>> Start

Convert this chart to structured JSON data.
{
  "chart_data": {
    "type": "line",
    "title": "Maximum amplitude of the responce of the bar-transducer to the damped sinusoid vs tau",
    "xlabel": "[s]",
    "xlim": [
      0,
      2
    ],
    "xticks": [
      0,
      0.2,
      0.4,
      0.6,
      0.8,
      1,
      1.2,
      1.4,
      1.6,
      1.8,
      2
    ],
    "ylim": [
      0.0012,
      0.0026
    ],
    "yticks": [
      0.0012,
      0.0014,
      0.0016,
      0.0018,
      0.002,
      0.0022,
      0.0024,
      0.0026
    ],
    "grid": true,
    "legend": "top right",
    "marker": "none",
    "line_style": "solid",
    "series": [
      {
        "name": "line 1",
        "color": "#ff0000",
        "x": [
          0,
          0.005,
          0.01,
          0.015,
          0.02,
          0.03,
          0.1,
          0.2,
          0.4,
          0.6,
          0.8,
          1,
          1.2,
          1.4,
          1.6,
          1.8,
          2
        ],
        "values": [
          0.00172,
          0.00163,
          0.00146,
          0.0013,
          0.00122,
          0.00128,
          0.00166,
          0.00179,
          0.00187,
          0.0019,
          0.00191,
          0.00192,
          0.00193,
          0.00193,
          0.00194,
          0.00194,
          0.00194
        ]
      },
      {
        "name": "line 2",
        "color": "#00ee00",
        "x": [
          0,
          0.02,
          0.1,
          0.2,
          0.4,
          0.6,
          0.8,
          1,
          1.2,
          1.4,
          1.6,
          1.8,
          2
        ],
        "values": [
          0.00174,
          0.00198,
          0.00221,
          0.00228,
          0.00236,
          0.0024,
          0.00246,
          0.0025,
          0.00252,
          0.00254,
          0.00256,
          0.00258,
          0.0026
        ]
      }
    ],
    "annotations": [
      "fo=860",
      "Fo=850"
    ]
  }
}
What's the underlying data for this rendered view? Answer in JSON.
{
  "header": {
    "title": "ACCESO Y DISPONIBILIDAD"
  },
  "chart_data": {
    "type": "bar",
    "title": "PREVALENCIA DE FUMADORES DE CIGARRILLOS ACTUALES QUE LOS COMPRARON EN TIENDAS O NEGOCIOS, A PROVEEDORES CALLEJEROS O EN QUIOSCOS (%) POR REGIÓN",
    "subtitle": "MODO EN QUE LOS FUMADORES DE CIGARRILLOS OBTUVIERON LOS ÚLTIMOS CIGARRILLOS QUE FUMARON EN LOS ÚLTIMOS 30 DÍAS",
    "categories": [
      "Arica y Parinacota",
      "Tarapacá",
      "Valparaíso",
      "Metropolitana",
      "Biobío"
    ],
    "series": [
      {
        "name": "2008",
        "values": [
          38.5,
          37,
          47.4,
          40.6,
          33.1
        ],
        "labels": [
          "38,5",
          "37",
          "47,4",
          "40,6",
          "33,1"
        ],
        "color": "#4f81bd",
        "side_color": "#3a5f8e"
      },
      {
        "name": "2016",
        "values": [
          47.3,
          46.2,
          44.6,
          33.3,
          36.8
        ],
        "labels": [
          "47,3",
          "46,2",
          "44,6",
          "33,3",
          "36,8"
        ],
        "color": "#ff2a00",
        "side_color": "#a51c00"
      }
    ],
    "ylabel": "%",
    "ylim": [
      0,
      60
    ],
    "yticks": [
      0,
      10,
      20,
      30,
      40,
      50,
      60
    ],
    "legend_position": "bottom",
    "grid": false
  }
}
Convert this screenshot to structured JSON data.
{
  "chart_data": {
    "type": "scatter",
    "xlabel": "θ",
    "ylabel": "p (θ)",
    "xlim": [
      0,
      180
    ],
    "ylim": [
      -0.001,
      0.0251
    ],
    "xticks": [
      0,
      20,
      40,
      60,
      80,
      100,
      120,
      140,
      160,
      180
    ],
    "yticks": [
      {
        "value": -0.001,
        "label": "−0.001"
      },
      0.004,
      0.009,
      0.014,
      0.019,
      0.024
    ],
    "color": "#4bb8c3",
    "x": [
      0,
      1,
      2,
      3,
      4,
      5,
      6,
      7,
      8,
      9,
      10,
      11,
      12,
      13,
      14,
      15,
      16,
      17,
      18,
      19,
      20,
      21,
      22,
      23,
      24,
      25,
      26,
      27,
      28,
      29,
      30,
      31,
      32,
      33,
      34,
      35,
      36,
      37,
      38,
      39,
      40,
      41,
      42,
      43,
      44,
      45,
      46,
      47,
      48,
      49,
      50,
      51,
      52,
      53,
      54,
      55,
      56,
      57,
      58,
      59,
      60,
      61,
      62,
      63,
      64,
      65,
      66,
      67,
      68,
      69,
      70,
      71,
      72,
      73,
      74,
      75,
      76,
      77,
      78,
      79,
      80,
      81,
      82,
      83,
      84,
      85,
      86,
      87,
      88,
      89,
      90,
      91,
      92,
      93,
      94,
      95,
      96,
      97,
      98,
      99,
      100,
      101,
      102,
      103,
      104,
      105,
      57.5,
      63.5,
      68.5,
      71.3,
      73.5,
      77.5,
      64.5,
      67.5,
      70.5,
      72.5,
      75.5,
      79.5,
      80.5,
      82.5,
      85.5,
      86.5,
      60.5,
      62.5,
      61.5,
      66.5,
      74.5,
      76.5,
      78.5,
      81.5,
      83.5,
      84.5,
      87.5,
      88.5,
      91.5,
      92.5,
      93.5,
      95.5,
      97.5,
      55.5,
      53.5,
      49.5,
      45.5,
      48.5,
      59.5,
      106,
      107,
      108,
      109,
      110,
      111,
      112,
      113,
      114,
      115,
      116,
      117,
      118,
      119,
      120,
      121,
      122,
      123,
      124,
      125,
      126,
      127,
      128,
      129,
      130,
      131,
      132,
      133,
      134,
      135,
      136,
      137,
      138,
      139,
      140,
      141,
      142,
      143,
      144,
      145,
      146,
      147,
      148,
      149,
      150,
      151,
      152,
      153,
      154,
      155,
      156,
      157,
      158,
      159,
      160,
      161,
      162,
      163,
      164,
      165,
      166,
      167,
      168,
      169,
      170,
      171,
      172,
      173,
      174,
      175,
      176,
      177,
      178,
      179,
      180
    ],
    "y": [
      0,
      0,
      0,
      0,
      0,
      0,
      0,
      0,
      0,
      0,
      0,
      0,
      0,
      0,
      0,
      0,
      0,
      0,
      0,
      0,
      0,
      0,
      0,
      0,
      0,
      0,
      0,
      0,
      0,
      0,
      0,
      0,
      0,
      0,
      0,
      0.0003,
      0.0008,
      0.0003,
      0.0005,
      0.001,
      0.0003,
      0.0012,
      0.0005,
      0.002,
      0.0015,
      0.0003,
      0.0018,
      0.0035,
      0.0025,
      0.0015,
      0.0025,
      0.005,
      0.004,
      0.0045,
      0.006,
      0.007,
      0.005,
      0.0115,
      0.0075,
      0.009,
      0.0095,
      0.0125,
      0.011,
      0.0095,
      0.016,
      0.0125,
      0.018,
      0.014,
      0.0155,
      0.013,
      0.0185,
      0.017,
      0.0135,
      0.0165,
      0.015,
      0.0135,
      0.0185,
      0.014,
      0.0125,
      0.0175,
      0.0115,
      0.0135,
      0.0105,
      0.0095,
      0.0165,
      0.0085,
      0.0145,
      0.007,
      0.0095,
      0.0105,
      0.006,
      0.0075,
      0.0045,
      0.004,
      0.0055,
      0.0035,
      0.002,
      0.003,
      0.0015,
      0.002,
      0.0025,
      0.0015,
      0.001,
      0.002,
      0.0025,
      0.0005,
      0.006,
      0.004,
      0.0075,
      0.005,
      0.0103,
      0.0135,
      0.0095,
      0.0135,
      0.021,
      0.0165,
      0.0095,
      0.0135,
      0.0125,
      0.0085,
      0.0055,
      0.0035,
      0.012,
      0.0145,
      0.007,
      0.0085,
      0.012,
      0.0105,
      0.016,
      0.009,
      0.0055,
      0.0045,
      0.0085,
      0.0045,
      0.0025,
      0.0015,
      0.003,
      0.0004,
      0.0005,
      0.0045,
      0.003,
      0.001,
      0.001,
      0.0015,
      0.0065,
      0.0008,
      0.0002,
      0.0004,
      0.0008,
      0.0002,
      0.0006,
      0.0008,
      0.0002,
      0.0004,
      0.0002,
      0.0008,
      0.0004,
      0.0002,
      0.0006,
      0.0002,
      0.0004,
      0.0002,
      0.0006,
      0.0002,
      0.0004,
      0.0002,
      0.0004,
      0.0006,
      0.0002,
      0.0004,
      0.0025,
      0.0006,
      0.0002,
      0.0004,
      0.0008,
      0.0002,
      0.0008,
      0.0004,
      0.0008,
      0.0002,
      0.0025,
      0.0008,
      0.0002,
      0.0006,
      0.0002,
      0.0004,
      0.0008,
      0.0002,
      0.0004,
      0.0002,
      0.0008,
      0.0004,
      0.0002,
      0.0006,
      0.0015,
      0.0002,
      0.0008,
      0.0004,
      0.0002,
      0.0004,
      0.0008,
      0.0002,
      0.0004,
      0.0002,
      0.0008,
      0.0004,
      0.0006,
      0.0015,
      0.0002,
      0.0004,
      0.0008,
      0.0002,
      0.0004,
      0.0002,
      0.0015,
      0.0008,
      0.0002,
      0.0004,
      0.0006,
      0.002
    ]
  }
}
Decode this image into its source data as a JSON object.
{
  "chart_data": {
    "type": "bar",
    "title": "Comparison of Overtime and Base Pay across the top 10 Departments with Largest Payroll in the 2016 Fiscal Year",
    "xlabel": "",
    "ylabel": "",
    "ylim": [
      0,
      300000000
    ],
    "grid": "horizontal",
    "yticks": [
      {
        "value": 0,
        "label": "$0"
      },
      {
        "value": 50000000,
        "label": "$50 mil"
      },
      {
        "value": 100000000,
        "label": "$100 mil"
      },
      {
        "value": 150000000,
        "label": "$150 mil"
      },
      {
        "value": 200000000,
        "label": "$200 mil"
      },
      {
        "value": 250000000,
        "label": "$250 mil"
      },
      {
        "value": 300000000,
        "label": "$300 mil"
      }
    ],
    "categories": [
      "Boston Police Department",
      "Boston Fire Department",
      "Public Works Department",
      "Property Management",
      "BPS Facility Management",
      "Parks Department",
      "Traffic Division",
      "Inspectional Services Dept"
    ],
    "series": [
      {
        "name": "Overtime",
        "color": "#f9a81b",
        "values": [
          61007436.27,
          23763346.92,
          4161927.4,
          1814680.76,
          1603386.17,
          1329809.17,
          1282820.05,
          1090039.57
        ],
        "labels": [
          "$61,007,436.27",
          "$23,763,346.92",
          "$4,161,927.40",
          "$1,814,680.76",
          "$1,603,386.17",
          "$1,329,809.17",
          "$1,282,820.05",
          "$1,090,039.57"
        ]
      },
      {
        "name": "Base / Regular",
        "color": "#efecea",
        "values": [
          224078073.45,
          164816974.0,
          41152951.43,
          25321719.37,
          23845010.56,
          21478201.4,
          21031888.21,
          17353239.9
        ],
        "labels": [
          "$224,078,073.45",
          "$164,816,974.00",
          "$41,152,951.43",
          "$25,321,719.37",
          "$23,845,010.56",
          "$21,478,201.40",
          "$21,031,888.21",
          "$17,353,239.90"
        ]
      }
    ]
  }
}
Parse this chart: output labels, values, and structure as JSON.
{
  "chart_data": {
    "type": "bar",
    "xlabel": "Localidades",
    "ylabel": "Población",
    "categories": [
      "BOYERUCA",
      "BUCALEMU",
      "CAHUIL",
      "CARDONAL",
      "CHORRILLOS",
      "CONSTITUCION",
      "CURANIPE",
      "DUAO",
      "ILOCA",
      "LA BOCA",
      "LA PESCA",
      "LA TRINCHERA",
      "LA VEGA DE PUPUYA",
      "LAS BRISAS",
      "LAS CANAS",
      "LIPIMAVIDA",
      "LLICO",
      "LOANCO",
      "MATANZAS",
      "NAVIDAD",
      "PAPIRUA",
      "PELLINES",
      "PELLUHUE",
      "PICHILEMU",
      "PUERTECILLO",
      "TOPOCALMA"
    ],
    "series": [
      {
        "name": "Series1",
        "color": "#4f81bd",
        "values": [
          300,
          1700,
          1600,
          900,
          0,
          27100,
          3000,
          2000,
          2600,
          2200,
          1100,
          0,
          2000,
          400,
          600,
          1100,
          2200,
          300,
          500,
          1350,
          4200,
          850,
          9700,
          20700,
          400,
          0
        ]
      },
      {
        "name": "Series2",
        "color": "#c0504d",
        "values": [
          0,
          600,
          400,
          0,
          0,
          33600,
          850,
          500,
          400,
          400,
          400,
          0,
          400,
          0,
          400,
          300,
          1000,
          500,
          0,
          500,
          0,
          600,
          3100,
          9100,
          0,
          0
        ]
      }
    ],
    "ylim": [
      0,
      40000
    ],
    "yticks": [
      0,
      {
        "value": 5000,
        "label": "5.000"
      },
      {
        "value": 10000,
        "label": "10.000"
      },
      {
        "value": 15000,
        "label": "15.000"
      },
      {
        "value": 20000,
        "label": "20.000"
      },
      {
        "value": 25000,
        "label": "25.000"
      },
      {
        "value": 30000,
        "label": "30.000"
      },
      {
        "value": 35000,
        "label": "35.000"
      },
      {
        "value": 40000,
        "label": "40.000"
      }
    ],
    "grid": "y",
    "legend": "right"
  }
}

>> End

What is needed:
Copy out every line of the listing that includes the string "xlabel".

Correct output:
    "xlabel": "[s]",
    "xlabel": "θ",
    "xlabel": "",
    "xlabel": "Localidades",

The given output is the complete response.